── Records for this exercise

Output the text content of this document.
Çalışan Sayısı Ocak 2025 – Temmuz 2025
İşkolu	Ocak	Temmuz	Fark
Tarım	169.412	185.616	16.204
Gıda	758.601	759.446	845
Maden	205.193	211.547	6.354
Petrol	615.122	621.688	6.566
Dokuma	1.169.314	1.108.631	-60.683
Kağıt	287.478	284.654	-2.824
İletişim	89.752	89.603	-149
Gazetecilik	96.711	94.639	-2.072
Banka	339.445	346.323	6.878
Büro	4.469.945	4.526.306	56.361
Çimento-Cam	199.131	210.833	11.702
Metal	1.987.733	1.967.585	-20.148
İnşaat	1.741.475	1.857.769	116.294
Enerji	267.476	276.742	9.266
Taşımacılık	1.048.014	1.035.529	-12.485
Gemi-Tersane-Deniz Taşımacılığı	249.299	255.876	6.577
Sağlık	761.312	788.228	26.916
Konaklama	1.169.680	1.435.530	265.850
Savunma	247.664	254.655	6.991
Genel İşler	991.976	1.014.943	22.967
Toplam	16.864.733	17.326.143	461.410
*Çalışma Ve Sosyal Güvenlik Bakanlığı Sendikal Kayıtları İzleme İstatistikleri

────

> **Directions for this task**: Would you write down every record again, exactly?

> **Answer to the task**:
Output the text content of this document.
Çalışan Sayısı Ocak 2025 – Temmuz 2025
İşkolu	Ocak	Temmuz	Fark
Tarım	169.412	185.616	16.204
Gıda	758.601	759.446	845
Maden	205.193	211.547	6.354
Petrol	615.122	621.688	6.566
Dokuma	1.169.314	1.108.631	-60.683
Kağıt	287.478	284.654	-2.824
İletişim	89.752	89.603	-149
Gazetecilik	96.711	94.639	-2.072
Banka	339.445	346.323	6.878
Büro	4.469.945	4.526.306	56.361
Çimento-Cam	199.131	210.833	11.702
Metal	1.987.733	1.967.585	-20.148
İnşaat	1.741.475	1.857.769	116.294
Enerji	267.476	276.742	9.266
Taşımacılık	1.048.014	1.035.529	-12.485
Gemi-Tersane-Deniz Taşımacılığı	249.299	255.876	6.577
Sağlık	761.312	788.228	26.916
Konaklama	1.169.680	1.435.530	265.850
Savunma	247.664	254.655	6.991
Genel İşler	991.976	1.014.943	22.967
Toplam	16.864.733	17.326.143	461.410
*Çalışma Ve Sosyal Güvenlik Bakanlığı Sendikal Kayıtları İzleme İstatistikleri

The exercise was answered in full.